Task objective: Exactly reproduce the lines from the line containing "Read this page and output its text content." to the end of the data below, inclusive, and nothing else.

** Start of Entries shown **

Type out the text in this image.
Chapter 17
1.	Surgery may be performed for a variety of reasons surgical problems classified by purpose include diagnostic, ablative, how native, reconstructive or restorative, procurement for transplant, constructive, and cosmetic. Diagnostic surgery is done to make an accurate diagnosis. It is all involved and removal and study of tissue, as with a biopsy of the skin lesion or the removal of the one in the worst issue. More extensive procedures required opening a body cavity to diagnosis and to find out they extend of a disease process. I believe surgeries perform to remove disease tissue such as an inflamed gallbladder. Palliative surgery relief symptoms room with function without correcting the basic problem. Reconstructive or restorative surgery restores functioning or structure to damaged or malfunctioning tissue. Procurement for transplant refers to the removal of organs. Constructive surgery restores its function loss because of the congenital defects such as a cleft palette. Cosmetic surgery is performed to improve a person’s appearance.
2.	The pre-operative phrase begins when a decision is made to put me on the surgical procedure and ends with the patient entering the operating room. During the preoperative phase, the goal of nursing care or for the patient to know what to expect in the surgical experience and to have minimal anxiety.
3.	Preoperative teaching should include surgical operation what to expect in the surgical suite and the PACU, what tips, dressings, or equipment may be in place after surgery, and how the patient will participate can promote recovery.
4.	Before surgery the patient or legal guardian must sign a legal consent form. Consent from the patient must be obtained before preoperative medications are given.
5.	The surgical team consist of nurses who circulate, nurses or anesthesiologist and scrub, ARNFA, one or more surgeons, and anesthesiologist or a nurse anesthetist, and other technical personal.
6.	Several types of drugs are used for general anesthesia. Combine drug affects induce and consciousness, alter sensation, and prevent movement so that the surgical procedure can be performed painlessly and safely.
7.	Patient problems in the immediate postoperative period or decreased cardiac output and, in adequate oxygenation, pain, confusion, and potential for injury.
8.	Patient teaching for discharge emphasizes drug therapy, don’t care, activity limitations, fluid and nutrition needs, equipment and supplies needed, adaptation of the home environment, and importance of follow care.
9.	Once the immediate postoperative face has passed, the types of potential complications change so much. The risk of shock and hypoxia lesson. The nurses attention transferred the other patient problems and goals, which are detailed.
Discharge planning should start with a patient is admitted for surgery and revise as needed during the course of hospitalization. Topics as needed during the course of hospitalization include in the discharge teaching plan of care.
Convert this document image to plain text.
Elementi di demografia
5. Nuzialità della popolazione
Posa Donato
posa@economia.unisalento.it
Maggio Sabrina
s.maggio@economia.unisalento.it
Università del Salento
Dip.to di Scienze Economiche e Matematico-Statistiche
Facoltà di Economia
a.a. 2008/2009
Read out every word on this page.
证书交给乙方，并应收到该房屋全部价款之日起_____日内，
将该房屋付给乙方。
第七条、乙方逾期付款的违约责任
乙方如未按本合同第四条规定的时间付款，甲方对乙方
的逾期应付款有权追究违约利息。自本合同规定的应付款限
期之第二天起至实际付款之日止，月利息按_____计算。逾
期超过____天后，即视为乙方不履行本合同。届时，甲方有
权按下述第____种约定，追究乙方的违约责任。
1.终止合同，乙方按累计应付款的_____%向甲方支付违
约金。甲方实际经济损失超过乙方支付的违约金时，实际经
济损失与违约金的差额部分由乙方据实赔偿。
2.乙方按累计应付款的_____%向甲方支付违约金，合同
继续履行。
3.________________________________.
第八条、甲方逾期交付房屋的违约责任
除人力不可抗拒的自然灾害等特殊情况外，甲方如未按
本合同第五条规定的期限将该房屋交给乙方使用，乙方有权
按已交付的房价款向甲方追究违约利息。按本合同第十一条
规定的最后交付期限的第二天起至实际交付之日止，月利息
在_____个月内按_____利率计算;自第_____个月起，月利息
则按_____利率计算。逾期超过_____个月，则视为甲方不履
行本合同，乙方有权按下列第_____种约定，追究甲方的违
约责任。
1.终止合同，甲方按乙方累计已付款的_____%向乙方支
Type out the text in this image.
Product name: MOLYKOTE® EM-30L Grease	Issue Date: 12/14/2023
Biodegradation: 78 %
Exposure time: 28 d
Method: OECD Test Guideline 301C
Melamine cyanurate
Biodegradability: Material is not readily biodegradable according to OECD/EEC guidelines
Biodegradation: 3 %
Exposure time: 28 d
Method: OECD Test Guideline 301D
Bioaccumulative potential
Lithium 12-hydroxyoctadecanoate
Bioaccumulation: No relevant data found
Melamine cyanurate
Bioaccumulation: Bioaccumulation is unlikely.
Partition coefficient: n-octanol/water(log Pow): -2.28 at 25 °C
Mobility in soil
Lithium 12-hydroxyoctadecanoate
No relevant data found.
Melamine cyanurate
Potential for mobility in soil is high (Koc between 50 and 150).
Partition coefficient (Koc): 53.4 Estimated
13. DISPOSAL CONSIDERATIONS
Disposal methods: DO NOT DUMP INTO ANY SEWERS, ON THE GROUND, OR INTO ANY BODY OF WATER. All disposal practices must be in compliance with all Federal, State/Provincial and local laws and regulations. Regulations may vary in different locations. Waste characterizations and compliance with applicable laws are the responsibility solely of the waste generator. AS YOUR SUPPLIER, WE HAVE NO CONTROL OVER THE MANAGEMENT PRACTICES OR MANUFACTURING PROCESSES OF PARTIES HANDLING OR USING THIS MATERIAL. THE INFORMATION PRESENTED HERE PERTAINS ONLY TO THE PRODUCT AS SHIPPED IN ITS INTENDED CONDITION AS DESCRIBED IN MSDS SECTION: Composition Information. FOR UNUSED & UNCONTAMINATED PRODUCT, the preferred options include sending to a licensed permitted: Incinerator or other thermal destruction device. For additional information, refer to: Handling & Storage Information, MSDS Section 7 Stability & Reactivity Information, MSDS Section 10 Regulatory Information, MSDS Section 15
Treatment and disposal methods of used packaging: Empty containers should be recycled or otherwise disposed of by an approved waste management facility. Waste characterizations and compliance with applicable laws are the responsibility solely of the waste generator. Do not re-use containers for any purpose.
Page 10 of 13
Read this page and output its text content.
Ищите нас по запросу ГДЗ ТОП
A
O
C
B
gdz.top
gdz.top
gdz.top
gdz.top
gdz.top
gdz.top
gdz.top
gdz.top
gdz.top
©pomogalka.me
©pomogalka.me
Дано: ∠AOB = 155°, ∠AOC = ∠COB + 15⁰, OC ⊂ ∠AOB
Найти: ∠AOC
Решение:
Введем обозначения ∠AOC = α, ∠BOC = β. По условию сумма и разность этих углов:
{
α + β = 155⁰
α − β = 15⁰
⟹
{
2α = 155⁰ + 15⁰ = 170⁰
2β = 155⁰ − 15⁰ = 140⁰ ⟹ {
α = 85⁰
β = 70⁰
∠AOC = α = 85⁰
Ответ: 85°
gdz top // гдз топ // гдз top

** End of Entries shown **

Response for this exercise:
Read this page and output its text content.
Ищите нас по запросу ГДЗ ТОП
A
O
C
B
gdz.top
gdz.top
gdz.top
gdz.top
gdz.top
gdz.top
gdz.top
gdz.top
gdz.top
©pomogalka.me
©pomogalka.me
Дано: ∠AOB = 155°, ∠AOC = ∠COB + 15⁰, OC ⊂ ∠AOB
Найти: ∠AOC
Решение:
Введем обозначения ∠AOC = α, ∠BOC = β. По условию сумма и разность этих углов:
{
α + β = 155⁰
α − β = 15⁰
⟹
{
2α = 155⁰ + 15⁰ = 170⁰
2β = 155⁰ − 15⁰ = 140⁰ ⟹ {
α = 85⁰
β = 70⁰
∠AOC = α = 85⁰
Ответ: 85°
gdz top // гдз топ // гдз top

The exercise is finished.